- _WHAT IS REQUIRED_
Select every line containing the word "приёмов" from the material, and copy those lines.

- _INFORMATION SHOWN_
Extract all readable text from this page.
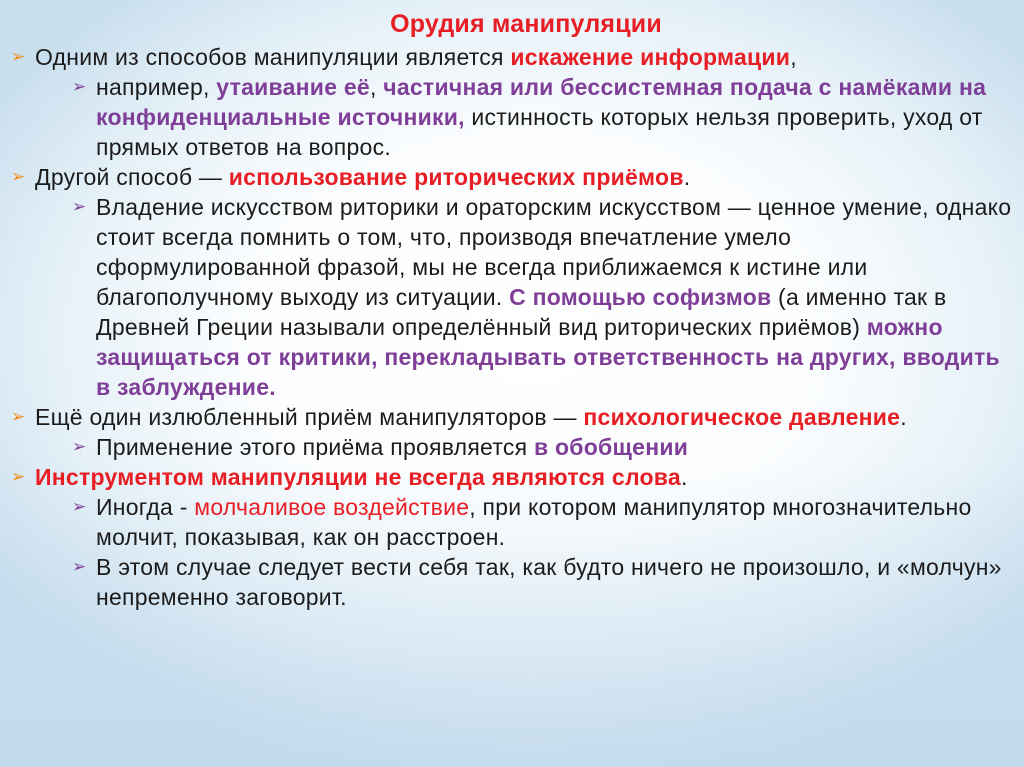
Орудия манипуляции
➢ Одним из способов манипуляции является искажение информации,
➢ например, утаивание её, частичная или бессистемная подача с намёками на конфиденциальные источники, истинность которых нельзя проверить, уход от прямых ответов на вопрос.
➢ Другой способ — использование риторических приёмов.
➢ Владение искусством риторики и ораторским искусством — ценное умение, однако стоит всегда помнить о том, что, производя впечатление умело сформулированной фразой, мы не всегда приближаемся к истине или благополучному выходу из ситуации. С помощью софизмов (а именно так в Древней Греции называли определённый вид риторических приёмов) можно защищаться от критики, перекладывать ответственность на других, вводить в заблуждение.
➢ Ещё один излюбленный приём манипуляторов — психологическое давление.
➢ Применение этого приёма проявляется в обобщении
➢ Инструментом манипуляции не всегда являются слова.
➢ Иногда - молчаливое воздействие, при котором манипулятор многозначительно молчит, показывая, как он расстроен.
➢ В этом случае следует вести себя так, как будто ничего не произошло, и «молчун» непременно заговорит.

- _SOLUTION TO THIS EXERCISE_
➢ Другой способ — использование риторических приёмов.
➢ Владение искусством риторики и ораторским искусством — ценное умение, однако стоит всегда помнить о том, что, производя впечатление умело сформулированной фразой, мы не всегда приближаемся к истине или благополучному выходу из ситуации. С помощью софизмов (а именно так в Древней Греции называли определённый вид риторических приёмов) можно защищаться от критики, перекладывать ответственность на других, вводить в заблуждение.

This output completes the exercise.